Given exercise - Check every line for the word "labels" and give the number of lines where it occurs, nothing else.

Raw data -
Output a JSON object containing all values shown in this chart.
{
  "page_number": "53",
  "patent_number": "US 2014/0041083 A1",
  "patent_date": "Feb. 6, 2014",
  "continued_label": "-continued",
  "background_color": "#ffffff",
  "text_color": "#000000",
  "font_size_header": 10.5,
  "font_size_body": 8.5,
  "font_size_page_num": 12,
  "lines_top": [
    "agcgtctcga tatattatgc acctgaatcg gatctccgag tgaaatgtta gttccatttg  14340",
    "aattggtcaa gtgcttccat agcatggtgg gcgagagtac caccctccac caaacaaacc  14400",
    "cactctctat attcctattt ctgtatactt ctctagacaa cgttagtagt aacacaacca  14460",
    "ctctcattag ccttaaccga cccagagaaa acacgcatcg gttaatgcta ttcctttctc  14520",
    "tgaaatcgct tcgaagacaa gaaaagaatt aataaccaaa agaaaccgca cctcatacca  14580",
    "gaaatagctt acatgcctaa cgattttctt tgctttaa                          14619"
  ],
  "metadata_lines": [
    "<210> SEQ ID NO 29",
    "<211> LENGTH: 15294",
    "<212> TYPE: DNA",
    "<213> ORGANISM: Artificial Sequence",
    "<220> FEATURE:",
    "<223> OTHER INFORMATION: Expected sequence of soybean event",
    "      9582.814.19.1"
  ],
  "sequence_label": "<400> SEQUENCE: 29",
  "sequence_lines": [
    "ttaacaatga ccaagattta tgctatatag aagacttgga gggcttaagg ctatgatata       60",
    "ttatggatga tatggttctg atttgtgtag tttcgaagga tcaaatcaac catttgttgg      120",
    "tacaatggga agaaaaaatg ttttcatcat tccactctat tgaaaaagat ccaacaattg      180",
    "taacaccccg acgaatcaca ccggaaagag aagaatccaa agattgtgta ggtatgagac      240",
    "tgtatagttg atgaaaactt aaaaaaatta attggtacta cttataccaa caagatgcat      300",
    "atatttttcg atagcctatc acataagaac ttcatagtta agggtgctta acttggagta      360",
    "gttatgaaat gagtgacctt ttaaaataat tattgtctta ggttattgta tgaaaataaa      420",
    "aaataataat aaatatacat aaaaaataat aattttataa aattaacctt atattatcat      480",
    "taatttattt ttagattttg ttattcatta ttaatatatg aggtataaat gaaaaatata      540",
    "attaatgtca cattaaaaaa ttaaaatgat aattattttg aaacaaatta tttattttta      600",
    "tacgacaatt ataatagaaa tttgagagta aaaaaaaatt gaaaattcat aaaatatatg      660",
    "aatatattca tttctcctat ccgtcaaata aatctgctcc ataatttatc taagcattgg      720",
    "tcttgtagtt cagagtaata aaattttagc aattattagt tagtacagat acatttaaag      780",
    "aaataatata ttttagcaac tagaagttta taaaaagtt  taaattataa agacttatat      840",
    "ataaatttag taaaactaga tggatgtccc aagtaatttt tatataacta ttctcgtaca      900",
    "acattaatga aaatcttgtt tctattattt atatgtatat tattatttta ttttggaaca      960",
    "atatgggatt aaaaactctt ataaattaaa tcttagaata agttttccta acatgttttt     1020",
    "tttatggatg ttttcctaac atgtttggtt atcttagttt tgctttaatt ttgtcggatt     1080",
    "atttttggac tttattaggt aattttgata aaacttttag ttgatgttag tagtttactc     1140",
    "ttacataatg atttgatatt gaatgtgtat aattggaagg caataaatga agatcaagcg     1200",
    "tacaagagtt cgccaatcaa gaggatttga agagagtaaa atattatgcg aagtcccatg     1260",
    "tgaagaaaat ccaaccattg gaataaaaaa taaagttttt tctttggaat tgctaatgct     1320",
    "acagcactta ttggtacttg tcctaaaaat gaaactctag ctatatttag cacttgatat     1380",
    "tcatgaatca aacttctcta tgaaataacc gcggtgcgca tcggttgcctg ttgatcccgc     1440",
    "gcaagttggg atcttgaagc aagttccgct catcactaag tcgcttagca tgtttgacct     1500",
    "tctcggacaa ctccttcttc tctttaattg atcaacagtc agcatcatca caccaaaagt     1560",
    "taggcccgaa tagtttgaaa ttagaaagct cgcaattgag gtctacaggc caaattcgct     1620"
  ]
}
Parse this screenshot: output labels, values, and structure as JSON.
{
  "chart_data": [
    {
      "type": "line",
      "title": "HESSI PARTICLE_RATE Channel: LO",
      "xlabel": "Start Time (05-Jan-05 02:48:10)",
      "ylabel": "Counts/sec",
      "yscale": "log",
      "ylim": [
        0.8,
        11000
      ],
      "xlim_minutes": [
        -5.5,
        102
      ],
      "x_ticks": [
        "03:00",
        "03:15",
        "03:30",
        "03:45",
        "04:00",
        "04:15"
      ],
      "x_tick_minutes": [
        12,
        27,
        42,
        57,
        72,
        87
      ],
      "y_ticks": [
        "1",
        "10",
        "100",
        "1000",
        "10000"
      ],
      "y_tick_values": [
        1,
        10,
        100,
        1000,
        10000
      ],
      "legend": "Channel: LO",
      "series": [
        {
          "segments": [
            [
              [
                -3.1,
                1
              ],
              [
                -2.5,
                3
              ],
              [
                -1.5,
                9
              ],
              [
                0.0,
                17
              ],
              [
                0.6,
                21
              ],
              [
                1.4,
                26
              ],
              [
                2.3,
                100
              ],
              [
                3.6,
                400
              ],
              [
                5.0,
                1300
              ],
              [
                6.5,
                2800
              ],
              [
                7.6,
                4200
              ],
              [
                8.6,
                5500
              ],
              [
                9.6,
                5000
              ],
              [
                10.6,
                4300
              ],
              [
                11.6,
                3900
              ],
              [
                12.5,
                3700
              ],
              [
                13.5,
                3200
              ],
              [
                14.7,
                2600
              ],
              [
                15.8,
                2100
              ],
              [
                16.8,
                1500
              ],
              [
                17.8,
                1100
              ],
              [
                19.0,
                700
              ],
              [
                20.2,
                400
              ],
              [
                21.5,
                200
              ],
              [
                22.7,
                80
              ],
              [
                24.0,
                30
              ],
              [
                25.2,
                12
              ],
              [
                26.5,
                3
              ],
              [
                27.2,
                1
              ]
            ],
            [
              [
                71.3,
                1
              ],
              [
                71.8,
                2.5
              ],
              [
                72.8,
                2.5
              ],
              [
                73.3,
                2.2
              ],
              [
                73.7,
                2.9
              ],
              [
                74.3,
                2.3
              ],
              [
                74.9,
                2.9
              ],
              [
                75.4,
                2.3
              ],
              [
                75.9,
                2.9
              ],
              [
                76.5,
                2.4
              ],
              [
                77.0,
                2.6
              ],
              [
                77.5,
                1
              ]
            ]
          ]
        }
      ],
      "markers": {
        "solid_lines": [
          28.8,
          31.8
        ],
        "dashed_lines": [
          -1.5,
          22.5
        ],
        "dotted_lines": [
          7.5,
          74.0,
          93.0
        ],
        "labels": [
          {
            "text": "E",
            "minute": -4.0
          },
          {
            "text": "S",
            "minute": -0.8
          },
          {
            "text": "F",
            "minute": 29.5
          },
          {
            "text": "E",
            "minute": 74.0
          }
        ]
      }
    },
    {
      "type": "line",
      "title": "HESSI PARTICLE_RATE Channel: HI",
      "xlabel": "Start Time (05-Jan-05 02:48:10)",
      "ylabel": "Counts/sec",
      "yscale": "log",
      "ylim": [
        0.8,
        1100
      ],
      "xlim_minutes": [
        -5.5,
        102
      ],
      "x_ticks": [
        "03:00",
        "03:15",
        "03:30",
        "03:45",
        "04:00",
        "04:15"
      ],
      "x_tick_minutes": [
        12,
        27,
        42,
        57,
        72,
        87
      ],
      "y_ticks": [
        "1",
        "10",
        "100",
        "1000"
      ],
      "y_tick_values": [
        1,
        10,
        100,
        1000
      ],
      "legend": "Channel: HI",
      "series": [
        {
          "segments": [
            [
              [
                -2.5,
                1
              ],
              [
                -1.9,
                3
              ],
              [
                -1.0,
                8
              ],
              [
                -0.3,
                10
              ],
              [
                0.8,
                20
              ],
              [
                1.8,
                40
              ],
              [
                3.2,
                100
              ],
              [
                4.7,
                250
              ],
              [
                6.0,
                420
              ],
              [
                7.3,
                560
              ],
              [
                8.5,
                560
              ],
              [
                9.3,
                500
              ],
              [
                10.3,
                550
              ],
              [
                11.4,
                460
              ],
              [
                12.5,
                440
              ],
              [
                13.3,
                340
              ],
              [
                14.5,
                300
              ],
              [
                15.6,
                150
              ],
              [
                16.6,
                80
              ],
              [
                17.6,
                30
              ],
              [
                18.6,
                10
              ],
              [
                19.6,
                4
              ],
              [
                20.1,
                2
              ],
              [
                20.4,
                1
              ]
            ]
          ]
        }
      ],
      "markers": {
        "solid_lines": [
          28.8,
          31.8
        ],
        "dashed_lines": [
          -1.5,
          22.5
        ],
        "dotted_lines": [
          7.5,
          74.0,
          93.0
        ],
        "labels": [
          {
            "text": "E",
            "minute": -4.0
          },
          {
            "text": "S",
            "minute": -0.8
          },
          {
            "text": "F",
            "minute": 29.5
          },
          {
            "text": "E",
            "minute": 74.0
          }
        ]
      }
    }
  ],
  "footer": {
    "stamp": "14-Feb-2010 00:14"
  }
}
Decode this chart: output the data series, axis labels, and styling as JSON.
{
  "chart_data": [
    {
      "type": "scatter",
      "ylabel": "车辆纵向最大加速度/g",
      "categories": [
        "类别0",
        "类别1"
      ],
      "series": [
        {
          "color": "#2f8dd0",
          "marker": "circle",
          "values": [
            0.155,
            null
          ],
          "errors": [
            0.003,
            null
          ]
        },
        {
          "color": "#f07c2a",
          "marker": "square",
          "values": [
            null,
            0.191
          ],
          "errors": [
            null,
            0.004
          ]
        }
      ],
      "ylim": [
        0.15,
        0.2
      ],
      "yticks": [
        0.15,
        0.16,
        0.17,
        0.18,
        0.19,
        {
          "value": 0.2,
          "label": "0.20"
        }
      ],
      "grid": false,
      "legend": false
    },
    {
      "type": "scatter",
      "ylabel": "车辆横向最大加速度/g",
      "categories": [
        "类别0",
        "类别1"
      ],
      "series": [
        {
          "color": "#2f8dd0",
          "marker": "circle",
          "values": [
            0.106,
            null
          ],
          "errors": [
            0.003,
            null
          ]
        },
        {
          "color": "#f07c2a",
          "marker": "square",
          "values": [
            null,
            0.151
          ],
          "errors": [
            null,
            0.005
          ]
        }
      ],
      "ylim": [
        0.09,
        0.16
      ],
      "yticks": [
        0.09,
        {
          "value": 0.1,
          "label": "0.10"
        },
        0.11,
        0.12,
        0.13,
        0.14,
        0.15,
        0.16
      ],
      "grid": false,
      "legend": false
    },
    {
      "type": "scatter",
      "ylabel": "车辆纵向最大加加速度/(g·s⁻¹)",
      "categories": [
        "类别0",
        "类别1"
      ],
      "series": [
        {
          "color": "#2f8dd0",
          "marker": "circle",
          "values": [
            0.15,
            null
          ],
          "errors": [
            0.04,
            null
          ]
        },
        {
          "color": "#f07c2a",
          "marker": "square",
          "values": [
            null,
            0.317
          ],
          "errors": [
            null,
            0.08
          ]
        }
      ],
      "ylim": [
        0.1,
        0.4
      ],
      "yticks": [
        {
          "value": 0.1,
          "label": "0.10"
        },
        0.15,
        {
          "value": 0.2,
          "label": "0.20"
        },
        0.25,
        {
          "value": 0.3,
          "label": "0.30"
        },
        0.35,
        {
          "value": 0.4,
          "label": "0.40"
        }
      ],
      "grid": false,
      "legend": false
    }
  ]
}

Correct output - 4